TASK OBJECTIVE:
Copy each of the entries below faithfully, setting aside any pictures.

EXERCISE DATA:
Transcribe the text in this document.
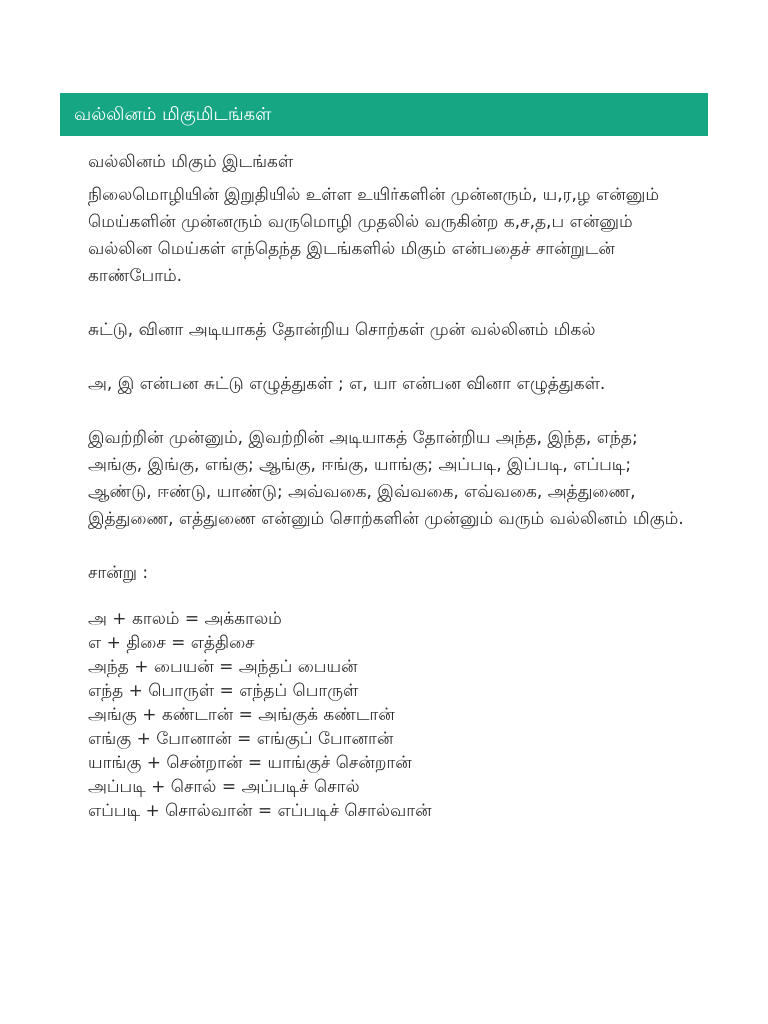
வல்லினம் மிகுமிடங்கள்

வல்லினம் மிகும் இடங்கள்

நிலைமொழியின் இறுதியில் உள்ள உயிர்களின் முன்னரும், ய,ர,ழ என்னும் மெய்களின் முன்னரும் வருமொழி முதலில் வருகின்ற க,ச,த,ப என்னும் வல்லின மெய்கள் எந்தெந்த இடங்களில் மிகும் என்பதைச் சான்றுடன் காண்போம்.

சுட்டு, வினா அடியாகத் தோன்றிய சொற்கள் முன் வல்லினம் மிகல்

அ, இ என்பன சுட்டு எழுத்துகள் ; எ, யா என்பன வினா எழுத்துகள்.

இவற்றின் முன்னும், இவற்றின் அடியாகத் தோன்றிய அந்த, இந்த, எந்த; அங்கு, இங்கு, எங்கு; ஆங்கு, ஈங்கு, யாங்கு; அப்படி, இப்படி, எப்படி; ஆண்டு, ஈண்டு, யாண்டு; அவ்வகை, இவ்வகை, எவ்வகை, அத்துணை, இத்துணை, எத்துணை என்னும் சொற்களின் முன்னும் வரும் வல்லினம் மிகும்.

சான்று :

அ + காலம் = அக்காலம்
எ + திசை = எத்திசை
அந்த + பையன் = அந்தப் பையன்
எந்த + பொருள் = எந்தப் பொருள்
அங்கு + கண்டான் = அங்குக் கண்டான்
எங்கு + போனான் = எங்குப் போனான்
யாங்கு + சென்றான் = யாங்குச் சென்றான்
அப்படி + சொல் = அப்படிச் சொல்
எப்படி + சொல்வான் = எப்படிச் சொல்வான்
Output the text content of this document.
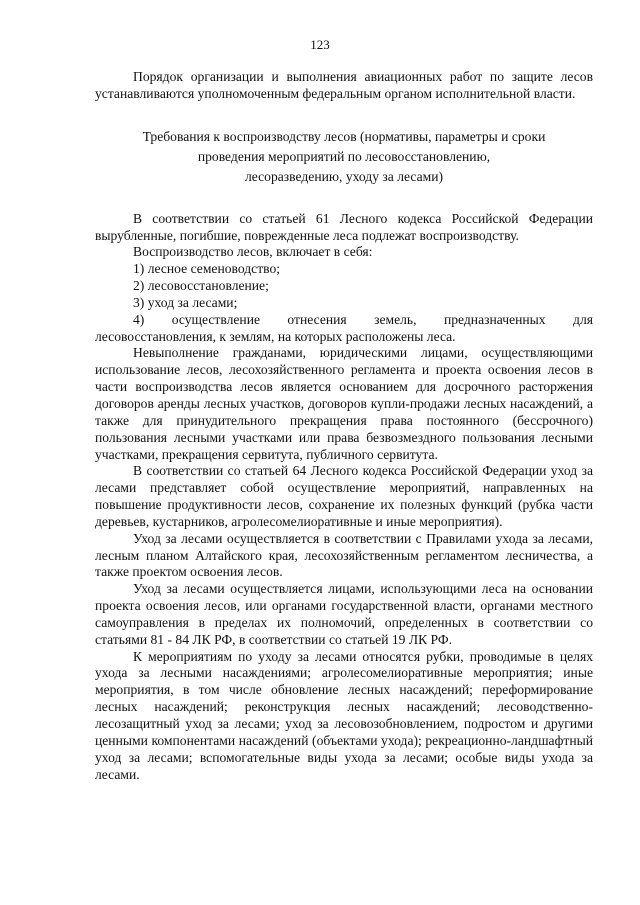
123

Порядок организации и выполнения авиационных работ по защите лесов устанавливаются уполномоченным федеральным органом исполнительной власти.

Требования к воспроизводству лесов (нормативы, параметры и сроки
проведения мероприятий по лесовосстановлению,
лесоразведению, уходу за лесами)

В соответствии со статьей 61 Лесного кодекса Российской Федерации вырубленные, погибшие, поврежденные леса подлежат воспроизводству.

Воспроизводство лесов, включает в себя:

1) лесное семеноводство;
2) лесовосстановление;
3) уход за лесами;
4) осуществление отнесения земель, предназначенных для лесовосстановления, к землям, на которых расположены леса.

Невыполнение гражданами, юридическими лицами, осуществляющими использование лесов, лесохозяйственного регламента и проекта освоения лесов в части воспроизводства лесов является основанием для досрочного расторжения договоров аренды лесных участков, договоров купли-продажи лесных насаждений, а также для принудительного прекращения права постоянного (бессрочного) пользования лесными участками или права безвозмездного пользования лесными участками, прекращения сервитута, публичного сервитута.

В соответствии со статьей 64 Лесного кодекса Российской Федерации уход за лесами представляет собой осуществление мероприятий, направленных на повышение продуктивности лесов, сохранение их полезных функций (рубка части деревьев, кустарников, агролесомелиоративные и иные мероприятия).

Уход за лесами осуществляется в соответствии с Правилами ухода за лесами, лесным планом Алтайского края, лесохозяйственным регламентом лесничества, а также проектом освоения лесов.

Уход за лесами осуществляется лицами, использующими леса на основании проекта освоения лесов, или органами государственной власти, органами местного самоуправления в пределах их полномочий, определенных в соответствии со статьями 81 - 84 ЛК РФ, в соответствии со статьей 19 ЛК РФ.

К мероприятиям по уходу за лесами относятся рубки, проводимые в целях ухода за лесными насаждениями; агролесомелиоративные мероприятия; иные мероприятия, в том числе обновление лесных насаждений; переформирование лесных насаждений; реконструкция лесных насаждений; лесоводственно-лесозащитный уход за лесами; уход за лесовозобновлением, подростом и другими ценными компонентами насаждений (объектами ухода); рекреационно-ландшафтный уход за лесами; вспомогательные виды ухода за лесами; особые виды ухода за лесами.
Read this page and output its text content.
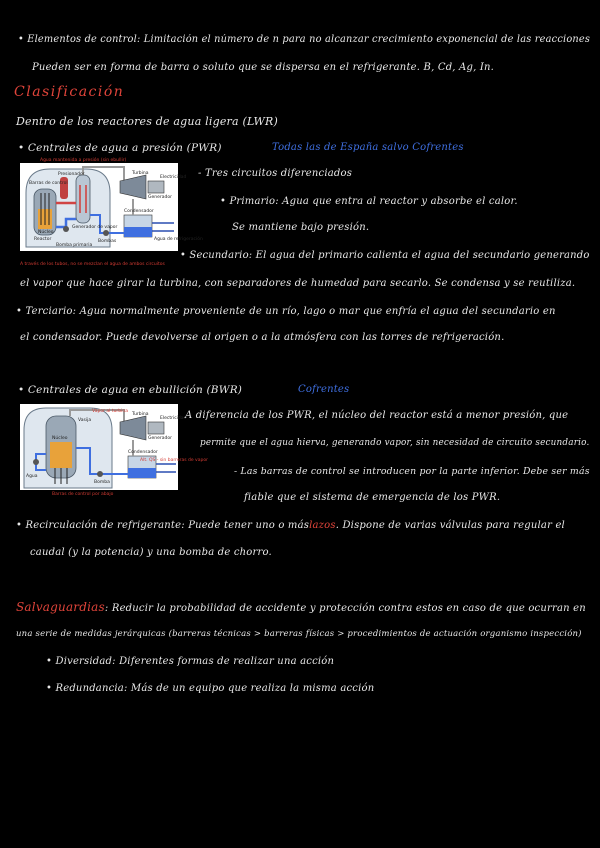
• Elementos de control: Limitación el número de n para no alcanzar crecimiento exponencial de las reacciones
Pueden ser en forma de barra o soluto que se dispersa en el refrigerante. B, Cd, Ag, In.
Clasificación
Dentro de los reactores de agua ligera (LWR)
• Centrales de agua a presión (PWR)	Todas las de España salvo Cofrentes
Turbina
Generador
Condensador
Agua de refrigeración
Bombas
Barras de control
Reactor
Presionador
Generador de vapor
Núcleo
Bomba primaria
Electricidad
Agua mantenida a presión (sin ebullir)
A través de los tubos, no se mezclan el agua de ambos circuitos
- Tres circuitos diferenciados
• Primario: Agua que entra al reactor y absorbe el calor.
Se mantiene bajo presión.
• Secundario: El agua del primario calienta el agua del secundario generando
el vapor que hace girar la turbina, con separadores de humedad para secarlo. Se condensa y se reutiliza.
• Terciario: Agua normalmente proveniente de un río, lago o mar que enfría el agua del secundario en
el condensador. Puede devolverse al origen o a la atmósfera con las torres de refrigeración.
• Centrales de agua en ebullición (BWR)	Cofrentes
Turbina
Generador
Condensador
Vasija
Núcleo
Bomba
Agua
Electricidad
Vapor al turbina
Alt. QS - sin barreras de vapor
Barras de control por abajo
A diferencia de los PWR, el núcleo del reactor está a menor presión, que
permite que el agua hierva, generando vapor, sin necesidad de circuito secundario.
- Las barras de control se introducen por la parte inferior. Debe ser más
fiable que el sistema de emergencia de los PWR.
• Recirculación de refrigerante: Puede tener uno o máslazos. Dispone de varias válvulas para regular el
caudal (y la potencia) y una bomba de chorro.
Salvaguardias: Reducir la probabilidad de accidente y protección contra estos en caso de que ocurran en
una serie de medidas jerárquicas (barreras técnicas > barreras físicas > procedimientos de actuación organismo inspección)
• Diversidad: Diferentes formas de realizar una acción
• Redundancia: Más de un equipo que realiza la misma acción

ANSWER TO THIS PROBLEM:
Transcribe the text in this document.
வல்லினம் மிகுமிடங்கள்

வல்லினம் மிகும் இடங்கள்

நிலைமொழியின் இறுதியில் உள்ள உயிர்களின் முன்னரும், ய,ர,ழ என்னும் மெய்களின் முன்னரும் வருமொழி முதலில் வருகின்ற க,ச,த,ப என்னும் வல்லின மெய்கள் எந்தெந்த இடங்களில் மிகும் என்பதைச் சான்றுடன் காண்போம்.

சுட்டு, வினா அடியாகத் தோன்றிய சொற்கள் முன் வல்லினம் மிகல்

அ, இ என்பன சுட்டு எழுத்துகள் ; எ, யா என்பன வினா எழுத்துகள்.

இவற்றின் முன்னும், இவற்றின் அடியாகத் தோன்றிய அந்த, இந்த, எந்த; அங்கு, இங்கு, எங்கு; ஆங்கு, ஈங்கு, யாங்கு; அப்படி, இப்படி, எப்படி; ஆண்டு, ஈண்டு, யாண்டு; அவ்வகை, இவ்வகை, எவ்வகை, அத்துணை, இத்துணை, எத்துணை என்னும் சொற்களின் முன்னும் வரும் வல்லினம் மிகும்.

சான்று :

அ + காலம் = அக்காலம்
எ + திசை = எத்திசை
அந்த + பையன் = அந்தப் பையன்
எந்த + பொருள் = எந்தப் பொருள்
அங்கு + கண்டான் = அங்குக் கண்டான்
எங்கு + போனான் = எங்குப் போனான்
யாங்கு + சென்றான் = யாங்குச் சென்றான்
அப்படி + சொல் = அப்படிச் சொல்
எப்படி + சொல்வான் = எப்படிச் சொல்வான்
Output the text content of this document.
123

Порядок организации и выполнения авиационных работ по защите лесов устанавливаются уполномоченным федеральным органом исполнительной власти.

Требования к воспроизводству лесов (нормативы, параметры и сроки
проведения мероприятий по лесовосстановлению,
лесоразведению, уходу за лесами)

В соответствии со статьей 61 Лесного кодекса Российской Федерации вырубленные, погибшие, поврежденные леса подлежат воспроизводству.

Воспроизводство лесов, включает в себя:

1) лесное семеноводство;
2) лесовосстановление;
3) уход за лесами;
4) осуществление отнесения земель, предназначенных для лесовосстановления, к землям, на которых расположены леса.

Невыполнение гражданами, юридическими лицами, осуществляющими использование лесов, лесохозяйственного регламента и проекта освоения лесов в части воспроизводства лесов является основанием для досрочного расторжения договоров аренды лесных участков, договоров купли-продажи лесных насаждений, а также для принудительного прекращения права постоянного (бессрочного) пользования лесными участками или права безвозмездного пользования лесными участками, прекращения сервитута, публичного сервитута.

В соответствии со статьей 64 Лесного кодекса Российской Федерации уход за лесами представляет собой осуществление мероприятий, направленных на повышение продуктивности лесов, сохранение их полезных функций (рубка части деревьев, кустарников, агролесомелиоративные и иные мероприятия).

Уход за лесами осуществляется в соответствии с Правилами ухода за лесами, лесным планом Алтайского края, лесохозяйственным регламентом лесничества, а также проектом освоения лесов.

Уход за лесами осуществляется лицами, использующими леса на основании проекта освоения лесов, или органами государственной власти, органами местного самоуправления в пределах их полномочий, определенных в соответствии со статьями 81 - 84 ЛК РФ, в соответствии со статьей 19 ЛК РФ.

К мероприятиям по уходу за лесами относятся рубки, проводимые в целях ухода за лесными насаждениями; агролесомелиоративные мероприятия; иные мероприятия, в том числе обновление лесных насаждений; переформирование лесных насаждений; реконструкция лесных насаждений; лесоводственно-лесозащитный уход за лесами; уход за лесовозобновлением, подростом и другими ценными компонентами насаждений (объектами ухода); рекреационно-ландшафтный уход за лесами; вспомогательные виды ухода за лесами; особые виды ухода за лесами.
Read this page and output its text content.
• Elementos de control: Limitación el número de n para no alcanzar crecimiento exponencial de las reacciones
Pueden ser en forma de barra o soluto que se dispersa en el refrigerante. B, Cd, Ag, In.
Clasificación
Dentro de los reactores de agua ligera (LWR)
• Centrales de agua a presión (PWR)	Todas las de España salvo Cofrentes
Turbina
Generador
Condensador
Agua de refrigeración
Bombas
Barras de control
Reactor
Presionador
Generador de vapor
Núcleo
Bomba primaria
Electricidad
Agua mantenida a presión (sin ebullir)
A través de los tubos, no se mezclan el agua de ambos circuitos
- Tres circuitos diferenciados
• Primario: Agua que entra al reactor y absorbe el calor.
Se mantiene bajo presión.
• Secundario: El agua del primario calienta el agua del secundario generando
el vapor que hace girar la turbina, con separadores de humedad para secarlo. Se condensa y se reutiliza.
• Terciario: Agua normalmente proveniente de un río, lago o mar que enfría el agua del secundario en
el condensador. Puede devolverse al origen o a la atmósfera con las torres de refrigeración.
• Centrales de agua en ebullición (BWR)	Cofrentes
Turbina
Generador
Condensador
Vasija
Núcleo
Bomba
Agua
Electricidad
Vapor al turbina
Alt. QS - sin barreras de vapor
Barras de control por abajo
A diferencia de los PWR, el núcleo del reactor está a menor presión, que
permite que el agua hierva, generando vapor, sin necesidad de circuito secundario.
- Las barras de control se introducen por la parte inferior. Debe ser más
fiable que el sistema de emergencia de los PWR.
• Recirculación de refrigerante: Puede tener uno o máslazos. Dispone de varias válvulas para regular el
caudal (y la potencia) y una bomba de chorro.
Salvaguardias: Reducir la probabilidad de accidente y protección contra estos en caso de que ocurran en
una serie de medidas jerárquicas (barreras técnicas > barreras físicas > procedimientos de actuación organismo inspección)
• Diversidad: Diferentes formas de realizar una acción
• Redundancia: Más de un equipo que realiza la misma acción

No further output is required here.